TASK STATEMENT: Write out the data below exactly as given, without any of its pictures.

Data excerpts:
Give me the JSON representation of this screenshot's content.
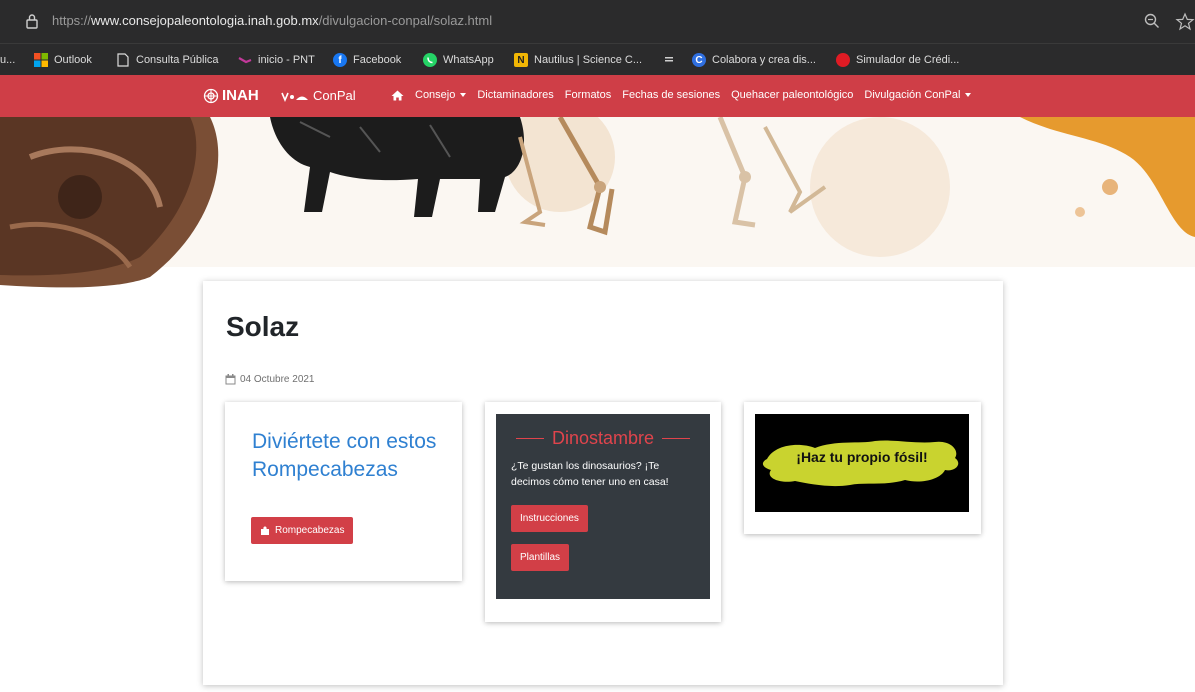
{
  "browser": {
    "url_prefix": "https://",
    "url_host": "www.consejopaleontologia.inah.gob.mx",
    "url_path": "/divulgacion-conpal/solaz.html",
    "bookmarks": [
      {
        "label": "u..."
      },
      {
        "label": "Outlook",
        "icon": "outlook-icon",
        "color": "#f25022"
      },
      {
        "label": "Consulta Pública",
        "icon": "page-icon",
        "color": "#dcdcdc"
      },
      {
        "label": "inicio - PNT",
        "icon": "pnt-icon",
        "color": "#c2399a"
      },
      {
        "label": "Facebook",
        "icon": "facebook-icon",
        "color": "#1877f2"
      },
      {
        "label": "WhatsApp",
        "icon": "whatsapp-icon",
        "color": "#25d366"
      },
      {
        "label": "Nautilus | Science C...",
        "icon": "nautilus-icon",
        "color": "#f2b705"
      },
      {
        "label": "",
        "icon": "menu-icon",
        "color": "#cfcfcf"
      },
      {
        "label": "Colabora y crea dis...",
        "icon": "colabora-icon",
        "color": "#2f6fe0"
      },
      {
        "label": "Simulador de Crédi...",
        "icon": "simulador-icon",
        "color": "#e01b24"
      }
    ]
  },
  "navbar": {
    "brand": "INAH",
    "brand2": "ConPal",
    "links": [
      {
        "label": "Consejo",
        "dropdown": true
      },
      {
        "label": "Dictaminadores",
        "dropdown": false
      },
      {
        "label": "Formatos",
        "dropdown": false
      },
      {
        "label": "Fechas de sesiones",
        "dropdown": false
      },
      {
        "label": "Quehacer paleontológico",
        "dropdown": false
      },
      {
        "label": "Divulgación ConPal",
        "dropdown": true
      }
    ],
    "color": "#cf3e47"
  },
  "page": {
    "title": "Solaz",
    "date": "04 Octubre 2021"
  },
  "cards": {
    "puzzle": {
      "title": "Diviértete con estos Rompecabezas",
      "button": "Rompecabezas"
    },
    "dino": {
      "heading": "Dinostambre",
      "text": "¿Te gustan los dinosaurios? ¡Te decimos cómo tener uno en casa!",
      "button1": "Instrucciones",
      "button2": "Plantillas"
    },
    "fossil": {
      "label": "¡Haz tu propio fósil!"
    }
  },
  "colors": {
    "accent_red": "#d23f47",
    "link_blue": "#2f80d1",
    "dark_panel": "#343a40",
    "fossil_yellow": "#c9d32f"
  }
}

WRITTEN ANSWER:
Give me the JSON representation of this screenshot's content.
{
  "browser": {
    "url_prefix": "https://",
    "url_host": "www.consejopaleontologia.inah.gob.mx",
    "url_path": "/divulgacion-conpal/solaz.html",
    "bookmarks": [
      {
        "label": "u..."
      },
      {
        "label": "Outlook",
        "icon": "outlook-icon",
        "color": "#f25022"
      },
      {
        "label": "Consulta Pública",
        "icon": "page-icon",
        "color": "#dcdcdc"
      },
      {
        "label": "inicio - PNT",
        "icon": "pnt-icon",
        "color": "#c2399a"
      },
      {
        "label": "Facebook",
        "icon": "facebook-icon",
        "color": "#1877f2"
      },
      {
        "label": "WhatsApp",
        "icon": "whatsapp-icon",
        "color": "#25d366"
      },
      {
        "label": "Nautilus | Science C...",
        "icon": "nautilus-icon",
        "color": "#f2b705"
      },
      {
        "label": "",
        "icon": "menu-icon",
        "color": "#cfcfcf"
      },
      {
        "label": "Colabora y crea dis...",
        "icon": "colabora-icon",
        "color": "#2f6fe0"
      },
      {
        "label": "Simulador de Crédi...",
        "icon": "simulador-icon",
        "color": "#e01b24"
      }
    ]
  },
  "navbar": {
    "brand": "INAH",
    "brand2": "ConPal",
    "links": [
      {
        "label": "Consejo",
        "dropdown": true
      },
      {
        "label": "Dictaminadores",
        "dropdown": false
      },
      {
        "label": "Formatos",
        "dropdown": false
      },
      {
        "label": "Fechas de sesiones",
        "dropdown": false
      },
      {
        "label": "Quehacer paleontológico",
        "dropdown": false
      },
      {
        "label": "Divulgación ConPal",
        "dropdown": true
      }
    ],
    "color": "#cf3e47"
  },
  "page": {
    "title": "Solaz",
    "date": "04 Octubre 2021"
  },
  "cards": {
    "puzzle": {
      "title": "Diviértete con estos Rompecabezas",
      "button": "Rompecabezas"
    },
    "dino": {
      "heading": "Dinostambre",
      "text": "¿Te gustan los dinosaurios? ¡Te decimos cómo tener uno en casa!",
      "button1": "Instrucciones",
      "button2": "Plantillas"
    },
    "fossil": {
      "label": "¡Haz tu propio fósil!"
    }
  },
  "colors": {
    "accent_red": "#d23f47",
    "link_blue": "#2f80d1",
    "dark_panel": "#343a40",
    "fossil_yellow": "#c9d32f"
  }
}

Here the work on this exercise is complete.